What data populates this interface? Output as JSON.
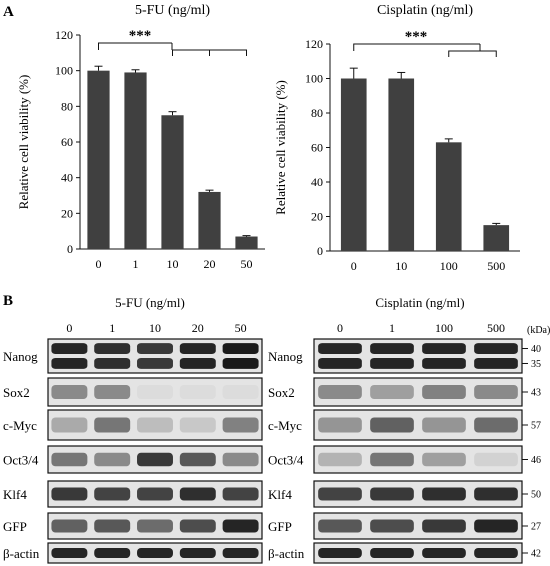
{
  "panel_a_label": "A",
  "panel_b_label": "B",
  "significance_label": "***",
  "chart_data": [
    {
      "type": "bar",
      "title": "5-FU (ng/ml)",
      "ylabel": "Relative cell viability (%)",
      "xlabel": "",
      "categories": [
        "0",
        "1",
        "10",
        "20",
        "50"
      ],
      "values": [
        100,
        99,
        75,
        32,
        7
      ],
      "errors": [
        2.5,
        1.5,
        2.0,
        1.0,
        0.5
      ],
      "ylim": [
        0,
        120
      ],
      "yticks": [
        "0",
        "20",
        "40",
        "60",
        "80",
        "100",
        "120"
      ],
      "grid": false,
      "significance": "***",
      "bar_color": "#404040"
    },
    {
      "type": "bar",
      "title": "Cisplatin (ng/ml)",
      "ylabel": "Relative cell viability (%)",
      "xlabel": "",
      "categories": [
        "0",
        "10",
        "100",
        "500"
      ],
      "values": [
        100,
        100,
        63,
        15
      ],
      "errors": [
        6.0,
        3.5,
        2.0,
        1.0
      ],
      "ylim": [
        0,
        120
      ],
      "yticks": [
        "0",
        "20",
        "40",
        "60",
        "80",
        "100",
        "120"
      ],
      "grid": false,
      "significance": "***",
      "bar_color": "#404040"
    }
  ],
  "blots": {
    "left": {
      "title": "5-FU (ng/ml)",
      "lanes": [
        "0",
        "1",
        "10",
        "20",
        "50"
      ],
      "proteins": [
        {
          "name": "Nanog",
          "bands": [
            2,
            2,
            2,
            2,
            2
          ],
          "intensity": [
            0.95,
            0.9,
            0.85,
            0.95,
            1.0
          ]
        },
        {
          "name": "Sox2",
          "bands": [
            1,
            1,
            1,
            1,
            1
          ],
          "intensity": [
            0.45,
            0.45,
            0.05,
            0.05,
            0.05
          ]
        },
        {
          "name": "c-Myc",
          "bands": [
            1,
            1,
            1,
            1,
            1
          ],
          "intensity": [
            0.3,
            0.55,
            0.2,
            0.15,
            0.5
          ]
        },
        {
          "name": "Oct3/4",
          "bands": [
            1,
            1,
            1,
            1,
            1
          ],
          "intensity": [
            0.55,
            0.45,
            0.85,
            0.7,
            0.45
          ]
        },
        {
          "name": "Klf4",
          "bands": [
            1,
            1,
            1,
            1,
            1
          ],
          "intensity": [
            0.85,
            0.8,
            0.8,
            0.9,
            0.8
          ]
        },
        {
          "name": "GFP",
          "bands": [
            1,
            1,
            1,
            1,
            1
          ],
          "intensity": [
            0.65,
            0.7,
            0.6,
            0.75,
            0.95
          ]
        },
        {
          "name": "β-actin",
          "bands": [
            1,
            1,
            1,
            1,
            1
          ],
          "intensity": [
            0.95,
            0.95,
            0.95,
            0.95,
            0.95
          ]
        }
      ]
    },
    "right": {
      "title": "Cisplatin (ng/ml)",
      "lanes": [
        "0",
        "1",
        "100",
        "500"
      ],
      "unit_label": "(kDa)",
      "proteins": [
        {
          "name": "Nanog",
          "bands": [
            2,
            2,
            2,
            2
          ],
          "intensity": [
            0.95,
            0.95,
            0.95,
            0.95
          ],
          "kda": [
            "40",
            "35"
          ]
        },
        {
          "name": "Sox2",
          "bands": [
            1,
            1,
            1,
            1
          ],
          "intensity": [
            0.45,
            0.35,
            0.5,
            0.45
          ],
          "kda": [
            "43"
          ]
        },
        {
          "name": "c-Myc",
          "bands": [
            1,
            1,
            1,
            1
          ],
          "intensity": [
            0.4,
            0.65,
            0.4,
            0.6
          ],
          "kda": [
            "57"
          ]
        },
        {
          "name": "Oct3/4",
          "bands": [
            1,
            1,
            1,
            1
          ],
          "intensity": [
            0.25,
            0.55,
            0.35,
            0.1
          ],
          "kda": [
            "46"
          ]
        },
        {
          "name": "Klf4",
          "bands": [
            1,
            1,
            1,
            1
          ],
          "intensity": [
            0.8,
            0.85,
            0.9,
            0.9
          ],
          "kda": [
            "50"
          ]
        },
        {
          "name": "GFP",
          "bands": [
            1,
            1,
            1,
            1
          ],
          "intensity": [
            0.7,
            0.75,
            0.85,
            0.95
          ],
          "kda": [
            "27"
          ]
        },
        {
          "name": "β-actin",
          "bands": [
            1,
            1,
            1,
            1
          ],
          "intensity": [
            0.95,
            0.95,
            0.95,
            0.95
          ],
          "kda": [
            "42"
          ]
        }
      ]
    }
  }
}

------------------------------------

* Problem description: Each entry above should come back word for word, and no picture should come with it.

* Solved exercise:
What data populates this interface? Output as JSON.
{
  "panel_a_label": "A",
  "panel_b_label": "B",
  "significance_label": "***",
  "chart_data": [
    {
      "type": "bar",
      "title": "5-FU (ng/ml)",
      "ylabel": "Relative cell viability (%)",
      "xlabel": "",
      "categories": [
        "0",
        "1",
        "10",
        "20",
        "50"
      ],
      "values": [
        100,
        99,
        75,
        32,
        7
      ],
      "errors": [
        2.5,
        1.5,
        2.0,
        1.0,
        0.5
      ],
      "ylim": [
        0,
        120
      ],
      "yticks": [
        "0",
        "20",
        "40",
        "60",
        "80",
        "100",
        "120"
      ],
      "grid": false,
      "significance": "***",
      "bar_color": "#404040"
    },
    {
      "type": "bar",
      "title": "Cisplatin (ng/ml)",
      "ylabel": "Relative cell viability (%)",
      "xlabel": "",
      "categories": [
        "0",
        "10",
        "100",
        "500"
      ],
      "values": [
        100,
        100,
        63,
        15
      ],
      "errors": [
        6.0,
        3.5,
        2.0,
        1.0
      ],
      "ylim": [
        0,
        120
      ],
      "yticks": [
        "0",
        "20",
        "40",
        "60",
        "80",
        "100",
        "120"
      ],
      "grid": false,
      "significance": "***",
      "bar_color": "#404040"
    }
  ],
  "blots": {
    "left": {
      "title": "5-FU (ng/ml)",
      "lanes": [
        "0",
        "1",
        "10",
        "20",
        "50"
      ],
      "proteins": [
        {
          "name": "Nanog",
          "bands": [
            2,
            2,
            2,
            2,
            2
          ],
          "intensity": [
            0.95,
            0.9,
            0.85,
            0.95,
            1.0
          ]
        },
        {
          "name": "Sox2",
          "bands": [
            1,
            1,
            1,
            1,
            1
          ],
          "intensity": [
            0.45,
            0.45,
            0.05,
            0.05,
            0.05
          ]
        },
        {
          "name": "c-Myc",
          "bands": [
            1,
            1,
            1,
            1,
            1
          ],
          "intensity": [
            0.3,
            0.55,
            0.2,
            0.15,
            0.5
          ]
        },
        {
          "name": "Oct3/4",
          "bands": [
            1,
            1,
            1,
            1,
            1
          ],
          "intensity": [
            0.55,
            0.45,
            0.85,
            0.7,
            0.45
          ]
        },
        {
          "name": "Klf4",
          "bands": [
            1,
            1,
            1,
            1,
            1
          ],
          "intensity": [
            0.85,
            0.8,
            0.8,
            0.9,
            0.8
          ]
        },
        {
          "name": "GFP",
          "bands": [
            1,
            1,
            1,
            1,
            1
          ],
          "intensity": [
            0.65,
            0.7,
            0.6,
            0.75,
            0.95
          ]
        },
        {
          "name": "β-actin",
          "bands": [
            1,
            1,
            1,
            1,
            1
          ],
          "intensity": [
            0.95,
            0.95,
            0.95,
            0.95,
            0.95
          ]
        }
      ]
    },
    "right": {
      "title": "Cisplatin (ng/ml)",
      "lanes": [
        "0",
        "1",
        "100",
        "500"
      ],
      "unit_label": "(kDa)",
      "proteins": [
        {
          "name": "Nanog",
          "bands": [
            2,
            2,
            2,
            2
          ],
          "intensity": [
            0.95,
            0.95,
            0.95,
            0.95
          ],
          "kda": [
            "40",
            "35"
          ]
        },
        {
          "name": "Sox2",
          "bands": [
            1,
            1,
            1,
            1
          ],
          "intensity": [
            0.45,
            0.35,
            0.5,
            0.45
          ],
          "kda": [
            "43"
          ]
        },
        {
          "name": "c-Myc",
          "bands": [
            1,
            1,
            1,
            1
          ],
          "intensity": [
            0.4,
            0.65,
            0.4,
            0.6
          ],
          "kda": [
            "57"
          ]
        },
        {
          "name": "Oct3/4",
          "bands": [
            1,
            1,
            1,
            1
          ],
          "intensity": [
            0.25,
            0.55,
            0.35,
            0.1
          ],
          "kda": [
            "46"
          ]
        },
        {
          "name": "Klf4",
          "bands": [
            1,
            1,
            1,
            1
          ],
          "intensity": [
            0.8,
            0.85,
            0.9,
            0.9
          ],
          "kda": [
            "50"
          ]
        },
        {
          "name": "GFP",
          "bands": [
            1,
            1,
            1,
            1
          ],
          "intensity": [
            0.7,
            0.75,
            0.85,
            0.95
          ],
          "kda": [
            "27"
          ]
        },
        {
          "name": "β-actin",
          "bands": [
            1,
            1,
            1,
            1
          ],
          "intensity": [
            0.95,
            0.95,
            0.95,
            0.95
          ],
          "kda": [
            "42"
          ]
        }
      ]
    }
  }
}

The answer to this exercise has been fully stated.